EXERCISE OBJECTIVE
Using the data beneath, show every line that includes the word "EGGROLL".

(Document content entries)
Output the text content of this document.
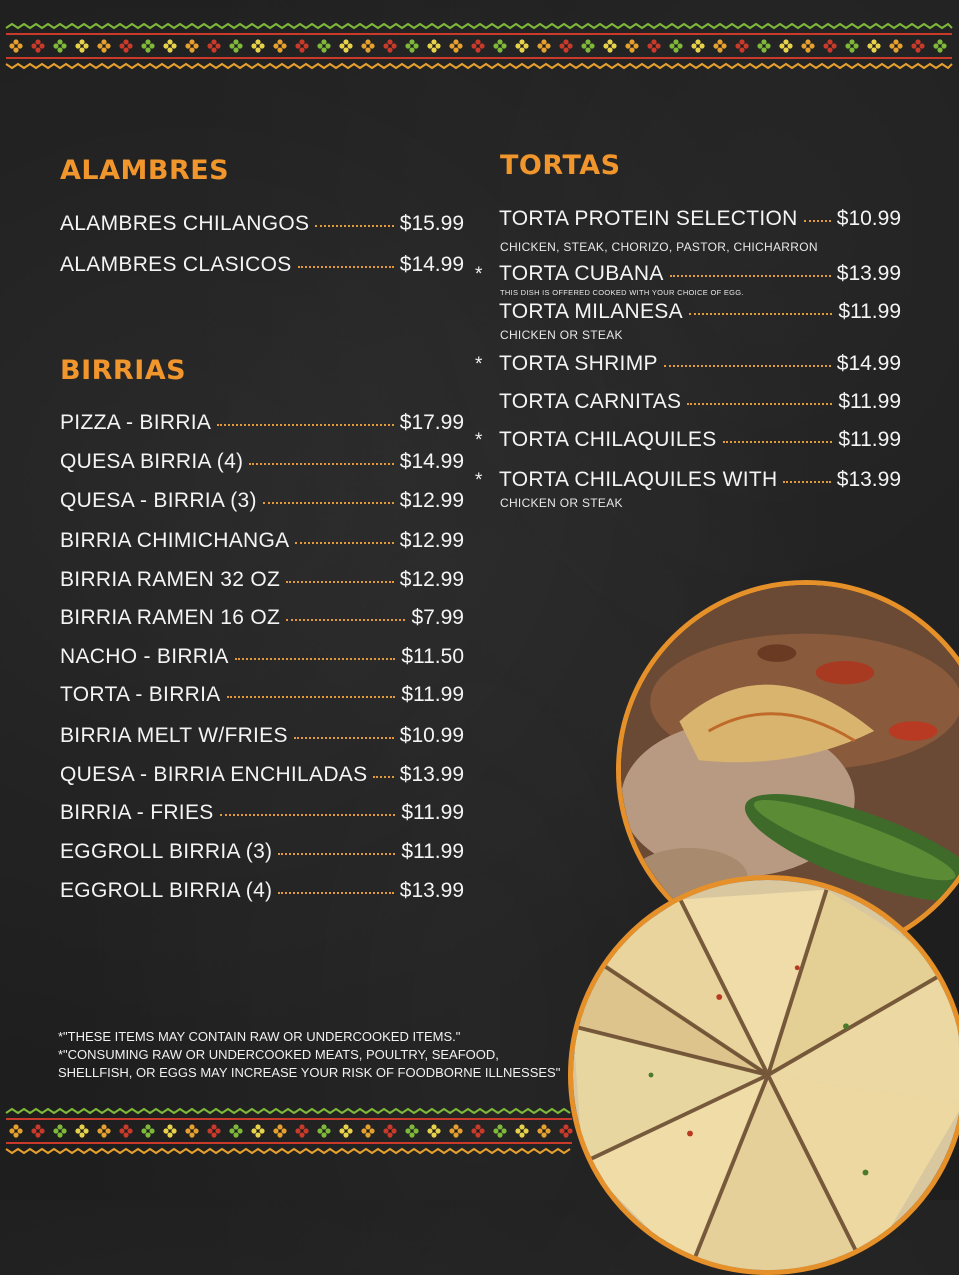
ALAMBRES
ALAMBRES CHILANGOS	$15.99
ALAMBRES CLASICOS	$14.99
BIRRIAS
PIZZA - BIRRIA	$17.99
QUESA BIRRIA (4)	$14.99
QUESA - BIRRIA (3)	$12.99
BIRRIA CHIMICHANGA	$12.99
BIRRIA RAMEN 32 OZ	$12.99
BIRRIA RAMEN 16 OZ	$7.99
NACHO - BIRRIA	$11.50
TORTA - BIRRIA	$11.99
BIRRIA MELT W/FRIES	$10.99
QUESA - BIRRIA ENCHILADAS $13.99
BIRRIA - FRIES	$11.99
EGGROLL BIRRIA (3)	$11.99
EGGROLL BIRRIA (4)	$13.99
TORTAS
TORTA PROTEIN SELECTION $10.99
CHICKEN, STEAK, CHORIZO, PASTOR, CHICHARRON
TORTA CUBANA	$13.99
*
THIS DISH IS OFFERED COOKED WITH YOUR CHOICE OF EGG.
TORTA MILANESA	$11.99
CHICKEN OR STEAK
TORTA SHRIMP	$14.99
*
TORTA CARNITAS	$11.99
TORTA CHILAQUILES	$11.99
*
TORTA CHILAQUILES WITH	$13.99
*
CHICKEN OR STEAK
*"THESE ITEMS MAY CONTAIN RAW OR UNDERCOOKED ITEMS."
*"CONSUMING RAW OR UNDERCOOKED MEATS, POULTRY, SEAFOOD,
SHELLFISH, OR EGGS MAY INCREASE YOUR RISK OF FOODBORNE ILLNESSES"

ANSWER FOR THE TASK
EGGROLL BIRRIA (3)	$11.99
EGGROLL BIRRIA (4)	$13.99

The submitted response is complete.